- **JOB**:
Make an exact copy of all the entries, with the pictures left out.

(Extracted data entries)
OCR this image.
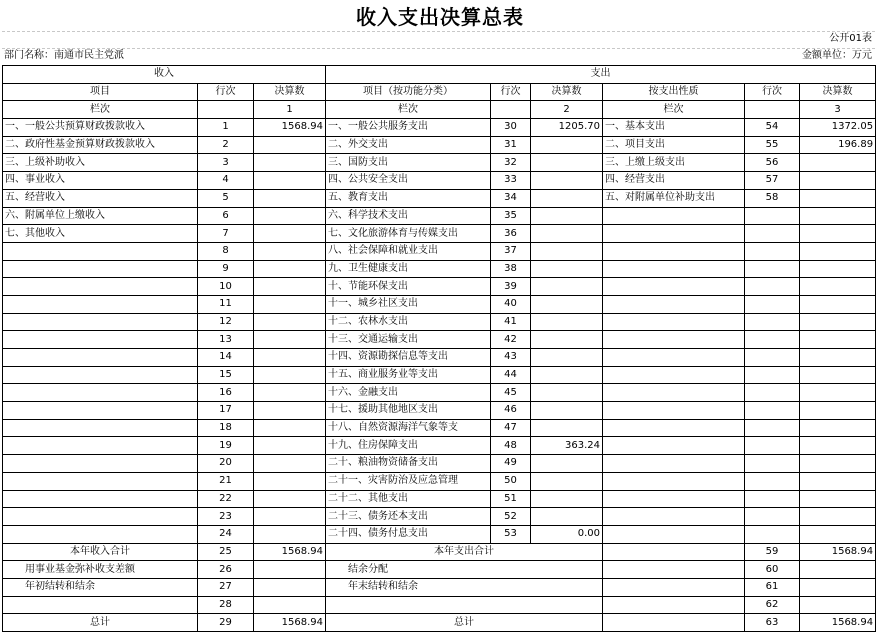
收入支出决算总表
公开01表
部门名称：南通市民主党派	金额单位：万元
收入			支出					
项目	行次	决算数	项目（按功能分类）	行次	决算数	按支出性质	行次	决算数
栏次		1	栏次		2	栏次		3
一、一般公共预算财政拨款收入	1	1568.94	一、一般公共服务支出	30	1205.70	一、基本支出	54	1372.05
二、政府性基金预算财政拨款收入	2		二、外交支出	31		二、项目支出	55	196.89
三、上级补助收入	3		三、国防支出	32		三、上缴上级支出	56	
四、事业收入	4		四、公共安全支出	33		四、经营支出	57	
五、经营收入	5		五、教育支出	34		五、对附属单位补助支出	58	
六、附属单位上缴收入	6		六、科学技术支出	35				
七、其他收入	7		七、文化旅游体育与传媒支出	36				
	8		八、社会保障和就业支出	37				
	9		九、卫生健康支出	38				
	10		十、节能环保支出	39				
	11		十一、城乡社区支出	40				
	12		十二、农林水支出	41				
	13		十三、交通运输支出	42				
	14		十四、资源勘探信息等支出	43				
	15		十五、商业服务业等支出	44				
	16		十六、金融支出	45				
	17		十七、援助其他地区支出	46				
	18		十八、自然资源海洋气象等支	47				
	19		十九、住房保障支出	48	363.24			
	20		二十、粮油物资储备支出	49				
	21		二十一、灾害防治及应急管理	50				
	22		二十二、其他支出	51				
	23		二十三、债务还本支出	52				
	24		二十四、债务付息支出	53	0.00			
本年收入合计	25	1568.94	本年支出合计				59	1568.94
用事业基金弥补收支差额	26		结余分配				60	
年初结转和结余	27		年末结转和结余				61	
	28						62	
总计	29	1568.94	总计				63	1568.94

- **COMPLETE OUTPUT**:
OCR this image.
收入支出决算总表
公开01表
部门名称：南通市民主党派	金额单位：万元
收入			支出					
项目	行次	决算数	项目（按功能分类）	行次	决算数	按支出性质	行次	决算数
栏次		1	栏次		2	栏次		3
一、一般公共预算财政拨款收入	1	1568.94	一、一般公共服务支出	30	1205.70	一、基本支出	54	1372.05
二、政府性基金预算财政拨款收入	2		二、外交支出	31		二、项目支出	55	196.89
三、上级补助收入	3		三、国防支出	32		三、上缴上级支出	56	
四、事业收入	4		四、公共安全支出	33		四、经营支出	57	
五、经营收入	5		五、教育支出	34		五、对附属单位补助支出	58	
六、附属单位上缴收入	6		六、科学技术支出	35				
七、其他收入	7		七、文化旅游体育与传媒支出	36				
	8		八、社会保障和就业支出	37				
	9		九、卫生健康支出	38				
	10		十、节能环保支出	39				
	11		十一、城乡社区支出	40				
	12		十二、农林水支出	41				
	13		十三、交通运输支出	42				
	14		十四、资源勘探信息等支出	43				
	15		十五、商业服务业等支出	44				
	16		十六、金融支出	45				
	17		十七、援助其他地区支出	46				
	18		十八、自然资源海洋气象等支	47				
	19		十九、住房保障支出	48	363.24			
	20		二十、粮油物资储备支出	49				
	21		二十一、灾害防治及应急管理	50				
	22		二十二、其他支出	51				
	23		二十三、债务还本支出	52				
	24		二十四、债务付息支出	53	0.00			
本年收入合计	25	1568.94	本年支出合计				59	1568.94
用事业基金弥补收支差额	26		结余分配				60	
年初结转和结余	27		年末结转和结余				61	
	28						62	
总计	29	1568.94	总计				63	1568.94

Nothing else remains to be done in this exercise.